Items from a figure collection
.....
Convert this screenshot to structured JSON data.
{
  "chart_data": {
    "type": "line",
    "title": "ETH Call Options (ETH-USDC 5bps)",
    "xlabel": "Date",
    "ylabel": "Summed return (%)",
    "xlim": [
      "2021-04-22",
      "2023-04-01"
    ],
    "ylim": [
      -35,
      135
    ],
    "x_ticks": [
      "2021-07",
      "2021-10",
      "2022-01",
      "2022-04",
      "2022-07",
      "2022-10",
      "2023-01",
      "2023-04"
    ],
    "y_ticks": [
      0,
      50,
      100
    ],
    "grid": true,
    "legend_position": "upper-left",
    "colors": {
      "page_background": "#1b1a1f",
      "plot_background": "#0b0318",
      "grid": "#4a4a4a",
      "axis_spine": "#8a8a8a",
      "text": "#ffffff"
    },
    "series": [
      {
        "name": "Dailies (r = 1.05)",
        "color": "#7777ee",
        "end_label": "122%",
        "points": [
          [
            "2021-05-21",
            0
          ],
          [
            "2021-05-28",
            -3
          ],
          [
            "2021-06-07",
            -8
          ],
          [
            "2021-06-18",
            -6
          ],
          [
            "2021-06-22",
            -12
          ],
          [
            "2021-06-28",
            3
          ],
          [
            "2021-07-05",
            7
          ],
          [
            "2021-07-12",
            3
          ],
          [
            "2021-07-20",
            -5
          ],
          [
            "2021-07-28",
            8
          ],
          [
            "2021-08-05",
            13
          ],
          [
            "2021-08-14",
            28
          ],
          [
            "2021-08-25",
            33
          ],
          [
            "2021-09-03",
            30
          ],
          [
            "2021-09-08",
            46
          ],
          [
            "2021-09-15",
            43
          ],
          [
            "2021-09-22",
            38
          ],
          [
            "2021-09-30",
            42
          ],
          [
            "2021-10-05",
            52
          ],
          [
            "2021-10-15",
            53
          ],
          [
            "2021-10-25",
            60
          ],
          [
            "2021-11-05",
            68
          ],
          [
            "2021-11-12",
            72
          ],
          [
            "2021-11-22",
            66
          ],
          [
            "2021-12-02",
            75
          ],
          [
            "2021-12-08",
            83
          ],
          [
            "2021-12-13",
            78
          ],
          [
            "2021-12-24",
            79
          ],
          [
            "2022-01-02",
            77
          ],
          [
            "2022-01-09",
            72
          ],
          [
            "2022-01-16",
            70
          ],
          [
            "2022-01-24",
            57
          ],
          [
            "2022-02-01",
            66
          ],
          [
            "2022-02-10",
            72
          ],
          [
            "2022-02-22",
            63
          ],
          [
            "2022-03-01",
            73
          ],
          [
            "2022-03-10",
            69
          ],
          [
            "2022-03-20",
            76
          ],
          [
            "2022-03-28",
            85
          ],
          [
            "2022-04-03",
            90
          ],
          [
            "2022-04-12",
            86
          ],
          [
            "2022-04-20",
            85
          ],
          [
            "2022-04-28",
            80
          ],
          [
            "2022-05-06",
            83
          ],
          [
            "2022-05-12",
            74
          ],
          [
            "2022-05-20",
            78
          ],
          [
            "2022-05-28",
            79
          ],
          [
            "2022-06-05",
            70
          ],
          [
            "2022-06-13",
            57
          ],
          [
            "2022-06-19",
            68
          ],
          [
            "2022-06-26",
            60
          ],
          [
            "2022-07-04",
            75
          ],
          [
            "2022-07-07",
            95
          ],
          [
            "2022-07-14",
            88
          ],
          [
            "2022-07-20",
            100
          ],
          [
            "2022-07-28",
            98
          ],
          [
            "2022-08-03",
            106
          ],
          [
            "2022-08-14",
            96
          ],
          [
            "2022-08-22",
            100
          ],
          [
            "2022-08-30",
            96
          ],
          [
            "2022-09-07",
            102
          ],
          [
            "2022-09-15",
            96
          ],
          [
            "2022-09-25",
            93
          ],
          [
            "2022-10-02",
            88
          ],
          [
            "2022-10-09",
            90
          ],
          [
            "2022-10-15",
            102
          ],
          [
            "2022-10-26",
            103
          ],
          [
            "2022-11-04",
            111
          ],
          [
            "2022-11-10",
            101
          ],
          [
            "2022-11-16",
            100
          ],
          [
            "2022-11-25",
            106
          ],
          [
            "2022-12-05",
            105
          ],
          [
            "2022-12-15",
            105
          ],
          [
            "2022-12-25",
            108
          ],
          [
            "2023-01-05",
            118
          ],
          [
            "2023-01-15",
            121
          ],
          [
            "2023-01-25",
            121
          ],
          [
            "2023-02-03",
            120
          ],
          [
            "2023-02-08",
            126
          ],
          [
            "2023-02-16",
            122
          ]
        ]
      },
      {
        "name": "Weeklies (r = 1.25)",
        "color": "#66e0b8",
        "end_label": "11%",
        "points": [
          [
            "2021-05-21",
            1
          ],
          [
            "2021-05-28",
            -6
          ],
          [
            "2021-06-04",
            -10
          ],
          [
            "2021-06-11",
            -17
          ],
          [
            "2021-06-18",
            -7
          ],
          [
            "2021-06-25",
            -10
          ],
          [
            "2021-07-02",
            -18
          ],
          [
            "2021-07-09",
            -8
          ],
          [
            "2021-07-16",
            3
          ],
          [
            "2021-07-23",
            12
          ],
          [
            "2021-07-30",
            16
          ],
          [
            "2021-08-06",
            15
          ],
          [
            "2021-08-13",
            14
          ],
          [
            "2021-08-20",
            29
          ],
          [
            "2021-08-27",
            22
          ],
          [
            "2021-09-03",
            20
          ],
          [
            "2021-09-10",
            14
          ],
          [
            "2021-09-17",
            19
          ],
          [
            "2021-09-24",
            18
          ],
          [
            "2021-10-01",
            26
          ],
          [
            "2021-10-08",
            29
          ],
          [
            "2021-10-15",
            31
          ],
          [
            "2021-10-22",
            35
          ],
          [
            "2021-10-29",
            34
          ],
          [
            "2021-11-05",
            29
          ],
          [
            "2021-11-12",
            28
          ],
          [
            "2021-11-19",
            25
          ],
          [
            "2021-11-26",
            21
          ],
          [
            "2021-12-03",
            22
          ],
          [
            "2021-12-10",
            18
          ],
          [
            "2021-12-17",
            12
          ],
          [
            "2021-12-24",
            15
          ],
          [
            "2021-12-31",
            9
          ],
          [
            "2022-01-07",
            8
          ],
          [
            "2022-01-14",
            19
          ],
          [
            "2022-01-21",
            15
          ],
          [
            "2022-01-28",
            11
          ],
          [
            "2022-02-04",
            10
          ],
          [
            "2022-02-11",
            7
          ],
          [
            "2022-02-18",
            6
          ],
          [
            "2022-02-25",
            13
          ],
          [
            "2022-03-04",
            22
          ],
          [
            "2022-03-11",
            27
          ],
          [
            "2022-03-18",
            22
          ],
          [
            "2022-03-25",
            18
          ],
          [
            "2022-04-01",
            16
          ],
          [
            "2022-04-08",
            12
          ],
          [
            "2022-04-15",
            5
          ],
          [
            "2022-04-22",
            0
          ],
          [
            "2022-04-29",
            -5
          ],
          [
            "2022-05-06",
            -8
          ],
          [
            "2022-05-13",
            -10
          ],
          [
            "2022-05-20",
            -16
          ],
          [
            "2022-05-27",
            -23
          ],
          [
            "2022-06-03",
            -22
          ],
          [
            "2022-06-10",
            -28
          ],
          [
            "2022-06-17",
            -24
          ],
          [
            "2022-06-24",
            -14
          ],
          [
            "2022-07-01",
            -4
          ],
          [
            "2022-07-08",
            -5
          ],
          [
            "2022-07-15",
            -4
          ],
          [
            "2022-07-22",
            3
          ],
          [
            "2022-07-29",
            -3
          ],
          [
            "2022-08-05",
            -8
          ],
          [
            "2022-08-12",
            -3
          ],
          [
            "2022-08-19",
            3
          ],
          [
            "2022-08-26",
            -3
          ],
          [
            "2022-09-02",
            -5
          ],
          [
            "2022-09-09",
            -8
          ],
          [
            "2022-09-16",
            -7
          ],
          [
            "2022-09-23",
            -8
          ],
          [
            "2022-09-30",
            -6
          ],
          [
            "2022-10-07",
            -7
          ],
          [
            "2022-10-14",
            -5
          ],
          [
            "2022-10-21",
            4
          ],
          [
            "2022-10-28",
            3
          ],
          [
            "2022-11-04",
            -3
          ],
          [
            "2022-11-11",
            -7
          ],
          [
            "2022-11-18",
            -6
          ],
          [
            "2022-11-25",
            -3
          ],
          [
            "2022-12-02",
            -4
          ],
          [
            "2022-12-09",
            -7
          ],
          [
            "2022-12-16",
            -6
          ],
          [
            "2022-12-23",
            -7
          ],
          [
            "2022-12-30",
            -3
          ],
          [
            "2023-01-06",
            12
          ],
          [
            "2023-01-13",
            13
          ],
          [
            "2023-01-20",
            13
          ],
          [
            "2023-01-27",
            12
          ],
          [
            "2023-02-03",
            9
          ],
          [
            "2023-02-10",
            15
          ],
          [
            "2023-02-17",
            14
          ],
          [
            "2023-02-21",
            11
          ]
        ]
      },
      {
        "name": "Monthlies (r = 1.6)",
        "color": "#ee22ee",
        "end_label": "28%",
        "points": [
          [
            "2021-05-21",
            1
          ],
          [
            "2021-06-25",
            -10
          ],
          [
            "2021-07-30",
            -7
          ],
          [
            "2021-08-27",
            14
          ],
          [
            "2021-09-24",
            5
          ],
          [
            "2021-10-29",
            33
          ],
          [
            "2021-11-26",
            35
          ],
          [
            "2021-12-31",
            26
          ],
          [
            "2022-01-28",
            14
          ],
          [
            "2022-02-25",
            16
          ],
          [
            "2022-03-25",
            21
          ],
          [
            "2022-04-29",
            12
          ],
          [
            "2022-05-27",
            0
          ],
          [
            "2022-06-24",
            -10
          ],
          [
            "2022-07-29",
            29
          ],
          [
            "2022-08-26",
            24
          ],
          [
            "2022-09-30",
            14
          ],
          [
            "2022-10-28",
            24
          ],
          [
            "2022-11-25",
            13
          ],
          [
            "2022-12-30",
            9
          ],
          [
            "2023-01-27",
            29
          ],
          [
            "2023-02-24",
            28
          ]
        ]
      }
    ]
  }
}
.....
Requirements: Among the entries above, how many lines include the word "name"? Give the number with no comment.

Solution for this problem: 3